=== RECORDS FOR THIS TASK ===
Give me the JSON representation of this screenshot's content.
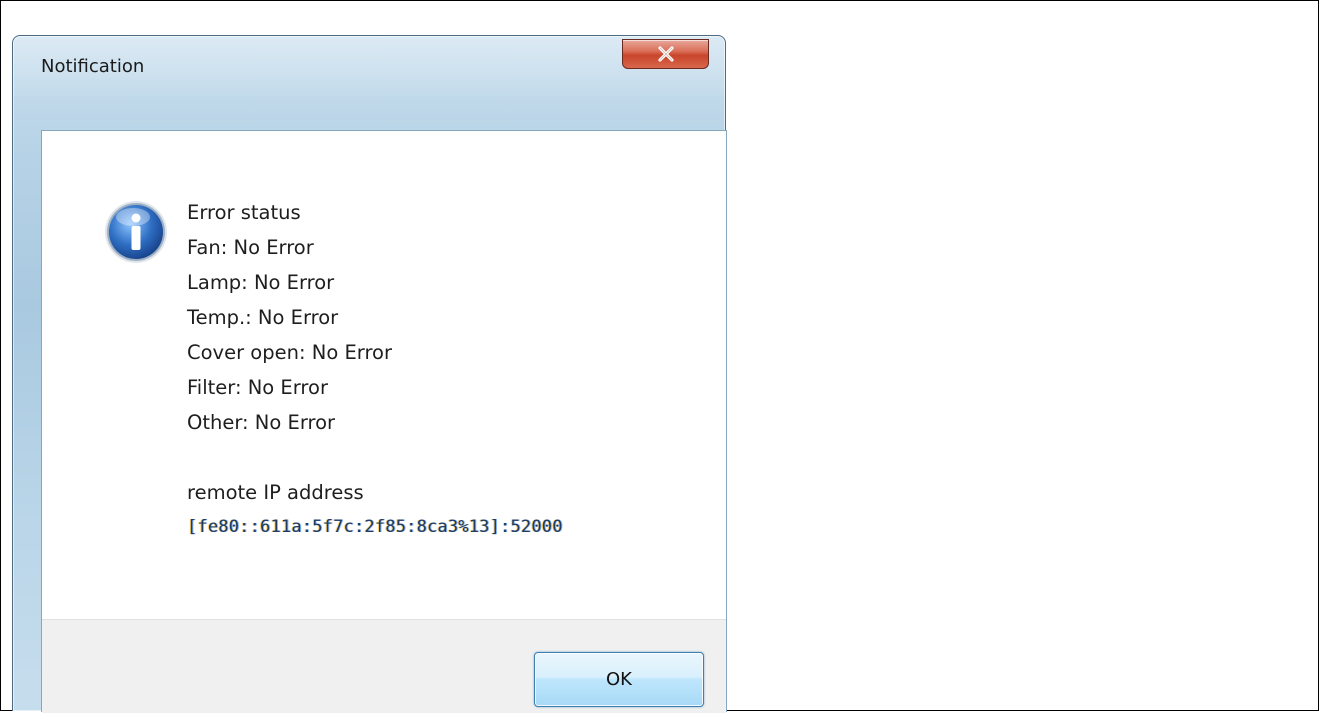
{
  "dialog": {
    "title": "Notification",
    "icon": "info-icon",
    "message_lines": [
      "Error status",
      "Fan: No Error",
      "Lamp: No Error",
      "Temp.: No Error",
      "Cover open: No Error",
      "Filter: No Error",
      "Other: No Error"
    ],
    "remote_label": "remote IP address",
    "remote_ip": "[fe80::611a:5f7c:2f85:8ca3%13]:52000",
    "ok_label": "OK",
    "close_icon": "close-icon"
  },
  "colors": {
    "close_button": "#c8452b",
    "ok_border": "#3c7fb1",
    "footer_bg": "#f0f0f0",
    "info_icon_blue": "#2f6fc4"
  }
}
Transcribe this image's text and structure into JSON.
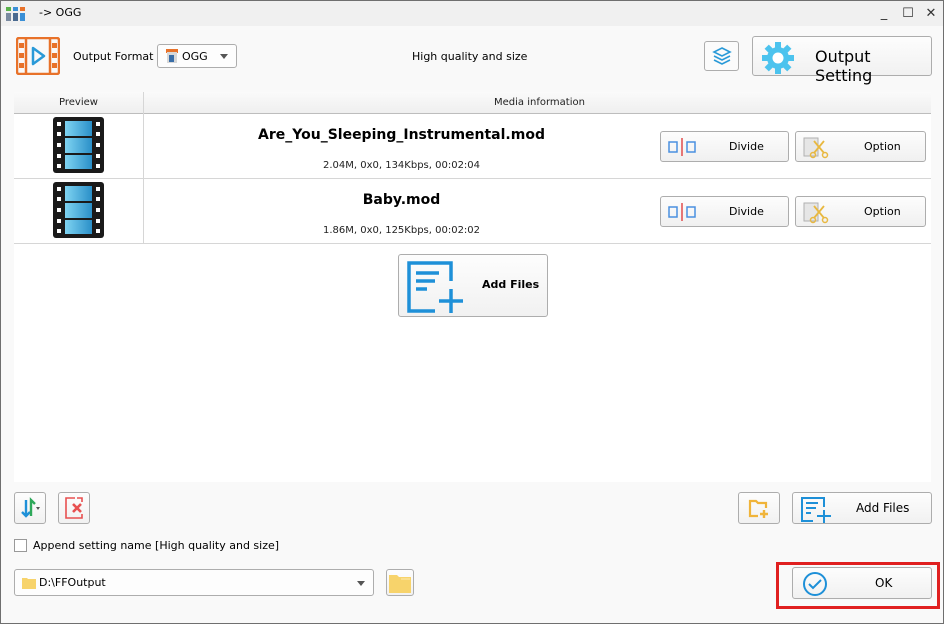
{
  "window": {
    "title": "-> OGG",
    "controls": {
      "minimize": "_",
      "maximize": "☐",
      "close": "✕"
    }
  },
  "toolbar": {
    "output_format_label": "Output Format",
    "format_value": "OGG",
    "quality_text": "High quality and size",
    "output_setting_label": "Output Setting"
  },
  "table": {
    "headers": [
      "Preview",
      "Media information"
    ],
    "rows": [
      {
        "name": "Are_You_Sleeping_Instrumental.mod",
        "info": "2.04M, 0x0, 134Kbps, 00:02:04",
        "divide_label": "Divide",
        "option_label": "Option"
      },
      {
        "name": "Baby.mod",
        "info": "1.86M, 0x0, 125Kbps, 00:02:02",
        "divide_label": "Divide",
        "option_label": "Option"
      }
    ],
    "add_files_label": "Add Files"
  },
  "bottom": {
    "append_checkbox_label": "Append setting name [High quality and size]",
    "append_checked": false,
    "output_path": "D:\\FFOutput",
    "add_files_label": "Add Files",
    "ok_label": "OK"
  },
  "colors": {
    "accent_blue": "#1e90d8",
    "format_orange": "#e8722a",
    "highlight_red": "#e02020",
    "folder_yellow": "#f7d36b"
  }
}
===
▶ [WORK TO COMPLETE]
Retype everything in the material word for word, minus pictures.

▶ [WRITTEN REPLY]
Give me the JSON representation of this screenshot's content.
{
  "dialog": {
    "title": "Notification",
    "icon": "info-icon",
    "message_lines": [
      "Error status",
      "Fan: No Error",
      "Lamp: No Error",
      "Temp.: No Error",
      "Cover open: No Error",
      "Filter: No Error",
      "Other: No Error"
    ],
    "remote_label": "remote IP address",
    "remote_ip": "[fe80::611a:5f7c:2f85:8ca3%13]:52000",
    "ok_label": "OK",
    "close_icon": "close-icon"
  },
  "colors": {
    "close_button": "#c8452b",
    "ok_border": "#3c7fb1",
    "footer_bg": "#f0f0f0",
    "info_icon_blue": "#2f6fc4"
  }
}
Transcribe this image's text and structure into JSON.
{
  "window": {
    "title": "-> OGG",
    "controls": {
      "minimize": "_",
      "maximize": "☐",
      "close": "✕"
    }
  },
  "toolbar": {
    "output_format_label": "Output Format",
    "format_value": "OGG",
    "quality_text": "High quality and size",
    "output_setting_label": "Output Setting"
  },
  "table": {
    "headers": [
      "Preview",
      "Media information"
    ],
    "rows": [
      {
        "name": "Are_You_Sleeping_Instrumental.mod",
        "info": "2.04M, 0x0, 134Kbps, 00:02:04",
        "divide_label": "Divide",
        "option_label": "Option"
      },
      {
        "name": "Baby.mod",
        "info": "1.86M, 0x0, 125Kbps, 00:02:02",
        "divide_label": "Divide",
        "option_label": "Option"
      }
    ],
    "add_files_label": "Add Files"
  },
  "bottom": {
    "append_checkbox_label": "Append setting name [High quality and size]",
    "append_checked": false,
    "output_path": "D:\\FFOutput",
    "add_files_label": "Add Files",
    "ok_label": "OK"
  },
  "colors": {
    "accent_blue": "#1e90d8",
    "format_orange": "#e8722a",
    "highlight_red": "#e02020",
    "folder_yellow": "#f7d36b"
  }
}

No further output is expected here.